— START —

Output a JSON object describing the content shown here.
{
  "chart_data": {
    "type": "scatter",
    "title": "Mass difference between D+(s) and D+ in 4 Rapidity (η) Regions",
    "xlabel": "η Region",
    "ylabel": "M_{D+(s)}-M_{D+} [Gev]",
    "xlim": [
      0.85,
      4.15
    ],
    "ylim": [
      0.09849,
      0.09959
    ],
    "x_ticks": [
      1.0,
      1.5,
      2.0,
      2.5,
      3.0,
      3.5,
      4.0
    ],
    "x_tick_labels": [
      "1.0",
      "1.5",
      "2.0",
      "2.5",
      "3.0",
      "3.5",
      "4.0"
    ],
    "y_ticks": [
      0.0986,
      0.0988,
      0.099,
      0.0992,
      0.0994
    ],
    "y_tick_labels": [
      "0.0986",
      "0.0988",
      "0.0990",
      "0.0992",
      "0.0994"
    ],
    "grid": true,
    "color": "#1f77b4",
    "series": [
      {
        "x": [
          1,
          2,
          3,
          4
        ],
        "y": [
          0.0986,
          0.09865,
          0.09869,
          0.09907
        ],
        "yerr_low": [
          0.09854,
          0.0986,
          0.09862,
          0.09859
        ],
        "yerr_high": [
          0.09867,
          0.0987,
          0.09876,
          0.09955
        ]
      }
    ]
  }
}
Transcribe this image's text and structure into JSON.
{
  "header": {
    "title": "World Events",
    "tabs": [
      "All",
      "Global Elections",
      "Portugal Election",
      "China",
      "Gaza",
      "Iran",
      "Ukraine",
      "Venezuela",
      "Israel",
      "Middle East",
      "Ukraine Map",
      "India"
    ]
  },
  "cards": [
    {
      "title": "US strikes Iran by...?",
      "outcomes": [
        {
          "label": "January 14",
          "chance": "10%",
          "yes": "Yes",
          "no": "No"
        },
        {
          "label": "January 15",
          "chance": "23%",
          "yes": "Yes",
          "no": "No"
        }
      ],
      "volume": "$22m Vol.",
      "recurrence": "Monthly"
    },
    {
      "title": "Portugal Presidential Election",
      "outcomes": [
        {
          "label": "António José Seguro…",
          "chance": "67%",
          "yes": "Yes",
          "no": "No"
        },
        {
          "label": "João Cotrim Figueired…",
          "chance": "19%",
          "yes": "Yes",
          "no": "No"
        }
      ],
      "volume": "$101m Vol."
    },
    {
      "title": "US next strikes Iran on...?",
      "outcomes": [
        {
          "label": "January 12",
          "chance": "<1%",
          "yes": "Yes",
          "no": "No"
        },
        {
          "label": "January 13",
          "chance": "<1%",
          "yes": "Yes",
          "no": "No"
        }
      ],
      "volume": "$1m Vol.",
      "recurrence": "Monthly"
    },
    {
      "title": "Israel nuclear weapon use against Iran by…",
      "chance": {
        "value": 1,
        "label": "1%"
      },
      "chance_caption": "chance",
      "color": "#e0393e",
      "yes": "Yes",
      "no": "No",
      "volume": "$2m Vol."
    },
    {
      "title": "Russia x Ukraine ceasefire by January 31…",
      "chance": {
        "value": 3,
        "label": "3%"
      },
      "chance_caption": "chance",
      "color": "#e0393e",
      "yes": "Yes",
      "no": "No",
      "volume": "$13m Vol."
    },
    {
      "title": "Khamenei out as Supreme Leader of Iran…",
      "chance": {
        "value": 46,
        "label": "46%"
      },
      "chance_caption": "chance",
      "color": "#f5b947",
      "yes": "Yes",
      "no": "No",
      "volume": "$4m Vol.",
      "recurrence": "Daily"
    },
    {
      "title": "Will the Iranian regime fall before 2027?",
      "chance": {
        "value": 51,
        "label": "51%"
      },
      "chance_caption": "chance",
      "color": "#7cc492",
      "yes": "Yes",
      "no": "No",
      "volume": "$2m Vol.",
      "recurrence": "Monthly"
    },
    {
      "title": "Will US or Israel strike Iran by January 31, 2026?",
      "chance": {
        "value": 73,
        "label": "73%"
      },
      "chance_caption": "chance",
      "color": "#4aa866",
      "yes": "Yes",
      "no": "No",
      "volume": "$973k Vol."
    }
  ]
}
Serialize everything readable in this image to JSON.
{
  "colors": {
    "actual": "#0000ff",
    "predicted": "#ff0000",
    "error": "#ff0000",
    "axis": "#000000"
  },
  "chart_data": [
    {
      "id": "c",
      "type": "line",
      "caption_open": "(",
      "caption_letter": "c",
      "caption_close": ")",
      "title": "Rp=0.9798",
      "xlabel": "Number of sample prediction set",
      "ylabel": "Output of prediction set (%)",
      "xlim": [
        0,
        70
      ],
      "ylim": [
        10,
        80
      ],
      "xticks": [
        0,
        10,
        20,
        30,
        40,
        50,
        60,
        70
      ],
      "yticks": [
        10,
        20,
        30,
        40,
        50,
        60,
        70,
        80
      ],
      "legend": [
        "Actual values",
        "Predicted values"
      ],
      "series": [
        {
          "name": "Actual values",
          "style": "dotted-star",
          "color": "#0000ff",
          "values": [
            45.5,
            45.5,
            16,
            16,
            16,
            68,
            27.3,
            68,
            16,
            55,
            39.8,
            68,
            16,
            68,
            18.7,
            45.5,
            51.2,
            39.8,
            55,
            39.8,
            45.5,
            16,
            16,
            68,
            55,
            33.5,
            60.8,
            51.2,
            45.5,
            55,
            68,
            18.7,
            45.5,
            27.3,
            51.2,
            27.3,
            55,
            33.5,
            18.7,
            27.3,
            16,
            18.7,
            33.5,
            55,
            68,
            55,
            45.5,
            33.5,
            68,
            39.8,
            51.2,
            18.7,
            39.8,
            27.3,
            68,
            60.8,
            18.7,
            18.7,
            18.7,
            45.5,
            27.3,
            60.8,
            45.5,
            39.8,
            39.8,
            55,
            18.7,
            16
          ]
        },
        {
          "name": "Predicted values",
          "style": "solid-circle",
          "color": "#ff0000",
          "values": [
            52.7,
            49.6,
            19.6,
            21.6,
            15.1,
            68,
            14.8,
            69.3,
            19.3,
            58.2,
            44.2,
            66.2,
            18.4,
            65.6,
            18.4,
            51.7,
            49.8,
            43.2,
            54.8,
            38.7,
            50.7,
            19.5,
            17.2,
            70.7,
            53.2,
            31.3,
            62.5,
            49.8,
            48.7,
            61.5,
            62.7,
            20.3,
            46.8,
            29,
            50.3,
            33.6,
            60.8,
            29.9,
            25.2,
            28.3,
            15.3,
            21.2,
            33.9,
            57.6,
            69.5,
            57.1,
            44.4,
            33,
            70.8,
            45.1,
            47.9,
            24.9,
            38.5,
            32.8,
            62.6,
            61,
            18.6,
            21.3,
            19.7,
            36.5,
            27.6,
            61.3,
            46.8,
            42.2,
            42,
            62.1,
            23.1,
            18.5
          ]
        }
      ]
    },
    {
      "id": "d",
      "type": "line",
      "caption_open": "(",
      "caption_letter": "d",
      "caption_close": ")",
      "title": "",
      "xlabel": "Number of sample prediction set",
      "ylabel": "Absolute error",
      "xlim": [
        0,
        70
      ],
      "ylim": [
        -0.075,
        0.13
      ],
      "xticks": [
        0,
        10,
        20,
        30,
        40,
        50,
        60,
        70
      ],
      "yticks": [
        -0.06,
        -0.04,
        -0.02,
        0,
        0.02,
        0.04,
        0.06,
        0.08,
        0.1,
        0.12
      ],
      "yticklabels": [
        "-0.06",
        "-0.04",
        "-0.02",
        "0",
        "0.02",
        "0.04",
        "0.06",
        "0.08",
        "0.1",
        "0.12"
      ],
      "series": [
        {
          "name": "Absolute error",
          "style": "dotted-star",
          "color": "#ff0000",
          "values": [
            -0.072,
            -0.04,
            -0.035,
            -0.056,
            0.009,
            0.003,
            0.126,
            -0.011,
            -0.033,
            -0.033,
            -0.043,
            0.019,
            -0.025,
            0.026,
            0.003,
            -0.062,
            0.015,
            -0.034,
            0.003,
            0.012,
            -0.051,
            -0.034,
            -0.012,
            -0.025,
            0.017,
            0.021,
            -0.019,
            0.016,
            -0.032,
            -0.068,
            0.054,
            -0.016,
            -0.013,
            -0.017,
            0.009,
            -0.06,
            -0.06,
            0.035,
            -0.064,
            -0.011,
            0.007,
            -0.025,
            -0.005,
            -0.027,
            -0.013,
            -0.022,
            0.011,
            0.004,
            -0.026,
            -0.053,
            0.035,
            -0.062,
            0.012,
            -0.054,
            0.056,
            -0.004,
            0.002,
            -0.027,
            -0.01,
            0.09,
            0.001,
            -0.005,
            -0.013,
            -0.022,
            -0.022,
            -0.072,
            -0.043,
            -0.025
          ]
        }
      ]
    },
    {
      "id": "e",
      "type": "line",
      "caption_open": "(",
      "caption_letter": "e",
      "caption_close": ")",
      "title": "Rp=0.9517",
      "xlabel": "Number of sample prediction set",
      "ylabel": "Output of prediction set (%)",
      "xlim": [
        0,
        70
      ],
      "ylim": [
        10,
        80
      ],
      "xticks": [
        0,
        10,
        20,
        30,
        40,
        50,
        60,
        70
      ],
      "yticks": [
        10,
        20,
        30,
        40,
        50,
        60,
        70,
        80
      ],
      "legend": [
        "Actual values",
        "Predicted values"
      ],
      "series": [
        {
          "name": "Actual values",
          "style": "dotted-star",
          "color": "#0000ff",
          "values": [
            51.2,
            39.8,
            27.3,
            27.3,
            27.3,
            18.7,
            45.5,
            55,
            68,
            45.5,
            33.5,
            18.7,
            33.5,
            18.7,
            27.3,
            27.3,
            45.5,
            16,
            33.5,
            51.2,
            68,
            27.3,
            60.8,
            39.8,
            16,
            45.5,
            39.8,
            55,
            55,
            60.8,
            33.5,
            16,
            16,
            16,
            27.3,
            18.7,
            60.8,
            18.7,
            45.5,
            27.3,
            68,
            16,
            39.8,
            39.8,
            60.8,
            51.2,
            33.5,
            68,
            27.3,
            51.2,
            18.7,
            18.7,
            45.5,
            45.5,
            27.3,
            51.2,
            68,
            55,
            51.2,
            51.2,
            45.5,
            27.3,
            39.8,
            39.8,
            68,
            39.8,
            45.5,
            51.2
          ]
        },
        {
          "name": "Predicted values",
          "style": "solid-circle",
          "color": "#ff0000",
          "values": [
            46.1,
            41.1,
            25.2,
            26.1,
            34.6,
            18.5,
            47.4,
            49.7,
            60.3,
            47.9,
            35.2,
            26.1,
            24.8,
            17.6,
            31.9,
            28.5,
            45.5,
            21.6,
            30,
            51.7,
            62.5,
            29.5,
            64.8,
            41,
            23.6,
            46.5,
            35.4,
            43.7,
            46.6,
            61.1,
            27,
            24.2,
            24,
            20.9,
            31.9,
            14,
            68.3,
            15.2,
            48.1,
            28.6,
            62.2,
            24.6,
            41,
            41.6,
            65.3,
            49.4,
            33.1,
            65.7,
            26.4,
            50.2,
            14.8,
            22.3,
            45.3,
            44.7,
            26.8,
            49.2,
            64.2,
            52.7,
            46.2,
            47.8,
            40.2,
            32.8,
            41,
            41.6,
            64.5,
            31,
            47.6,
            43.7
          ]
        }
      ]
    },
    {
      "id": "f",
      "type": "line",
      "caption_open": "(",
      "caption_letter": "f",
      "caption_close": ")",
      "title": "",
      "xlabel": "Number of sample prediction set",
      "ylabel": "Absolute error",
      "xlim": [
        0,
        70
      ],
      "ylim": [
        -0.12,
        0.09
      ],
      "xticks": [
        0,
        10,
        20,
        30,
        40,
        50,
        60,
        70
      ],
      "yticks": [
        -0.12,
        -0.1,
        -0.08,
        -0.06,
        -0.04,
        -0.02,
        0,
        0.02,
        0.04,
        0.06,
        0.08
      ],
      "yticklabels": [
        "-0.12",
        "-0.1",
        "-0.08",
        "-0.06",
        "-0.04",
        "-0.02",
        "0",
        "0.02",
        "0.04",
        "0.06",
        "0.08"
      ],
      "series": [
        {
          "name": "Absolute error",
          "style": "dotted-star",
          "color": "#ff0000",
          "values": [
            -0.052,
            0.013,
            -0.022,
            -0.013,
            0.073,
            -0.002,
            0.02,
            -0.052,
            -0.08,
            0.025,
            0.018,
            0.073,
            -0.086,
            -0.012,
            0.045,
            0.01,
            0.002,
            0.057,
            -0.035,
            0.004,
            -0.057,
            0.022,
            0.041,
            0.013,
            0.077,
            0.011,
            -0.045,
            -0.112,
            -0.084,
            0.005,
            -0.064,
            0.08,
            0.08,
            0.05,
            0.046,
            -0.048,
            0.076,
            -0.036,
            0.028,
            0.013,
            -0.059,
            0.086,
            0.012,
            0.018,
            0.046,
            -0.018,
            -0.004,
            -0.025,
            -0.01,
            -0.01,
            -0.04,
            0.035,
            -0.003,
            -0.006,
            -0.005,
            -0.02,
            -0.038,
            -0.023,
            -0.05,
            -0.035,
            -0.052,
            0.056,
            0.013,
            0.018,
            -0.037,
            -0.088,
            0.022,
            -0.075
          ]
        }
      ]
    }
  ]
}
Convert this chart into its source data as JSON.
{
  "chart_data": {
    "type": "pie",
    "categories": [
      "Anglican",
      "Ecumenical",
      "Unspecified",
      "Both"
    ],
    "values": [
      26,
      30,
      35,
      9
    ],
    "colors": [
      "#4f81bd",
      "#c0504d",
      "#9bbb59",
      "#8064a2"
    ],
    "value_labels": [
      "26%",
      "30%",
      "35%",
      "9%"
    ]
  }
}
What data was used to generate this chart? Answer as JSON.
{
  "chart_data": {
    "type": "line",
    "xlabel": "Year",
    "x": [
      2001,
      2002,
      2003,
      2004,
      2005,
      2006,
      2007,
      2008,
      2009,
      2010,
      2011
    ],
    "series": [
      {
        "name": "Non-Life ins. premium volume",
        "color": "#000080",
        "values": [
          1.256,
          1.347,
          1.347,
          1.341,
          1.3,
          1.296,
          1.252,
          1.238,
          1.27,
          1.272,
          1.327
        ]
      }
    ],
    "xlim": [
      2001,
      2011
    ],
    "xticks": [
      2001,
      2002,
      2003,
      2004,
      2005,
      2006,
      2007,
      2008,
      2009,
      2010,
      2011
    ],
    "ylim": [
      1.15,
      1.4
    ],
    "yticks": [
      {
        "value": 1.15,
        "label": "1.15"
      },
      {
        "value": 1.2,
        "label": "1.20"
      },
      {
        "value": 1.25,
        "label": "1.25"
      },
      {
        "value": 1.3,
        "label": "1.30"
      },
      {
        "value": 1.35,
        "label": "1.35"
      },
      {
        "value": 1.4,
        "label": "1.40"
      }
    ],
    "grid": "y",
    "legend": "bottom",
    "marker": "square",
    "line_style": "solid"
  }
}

— END —

**WRITTEN TASK:**
Give back exactly the lines running from the line containing "What data was" through the end of the material above, both included, and nothing beyond them.

**EXERCISE OUTPUT:**
What data was used to generate this chart? Answer as JSON.
{
  "chart_data": {
    "type": "line",
    "xlabel": "Year",
    "x": [
      2001,
      2002,
      2003,
      2004,
      2005,
      2006,
      2007,
      2008,
      2009,
      2010,
      2011
    ],
    "series": [
      {
        "name": "Non-Life ins. premium volume",
        "color": "#000080",
        "values": [
          1.256,
          1.347,
          1.347,
          1.341,
          1.3,
          1.296,
          1.252,
          1.238,
          1.27,
          1.272,
          1.327
        ]
      }
    ],
    "xlim": [
      2001,
      2011
    ],
    "xticks": [
      2001,
      2002,
      2003,
      2004,
      2005,
      2006,
      2007,
      2008,
      2009,
      2010,
      2011
    ],
    "ylim": [
      1.15,
      1.4
    ],
    "yticks": [
      {
        "value": 1.15,
        "label": "1.15"
      },
      {
        "value": 1.2,
        "label": "1.20"
      },
      {
        "value": 1.25,
        "label": "1.25"
      },
      {
        "value": 1.3,
        "label": "1.30"
      },
      {
        "value": 1.35,
        "label": "1.35"
      },
      {
        "value": 1.4,
        "label": "1.40"
      }
    ],
    "grid": "y",
    "legend": "bottom",
    "marker": "square",
    "line_style": "solid"
  }
}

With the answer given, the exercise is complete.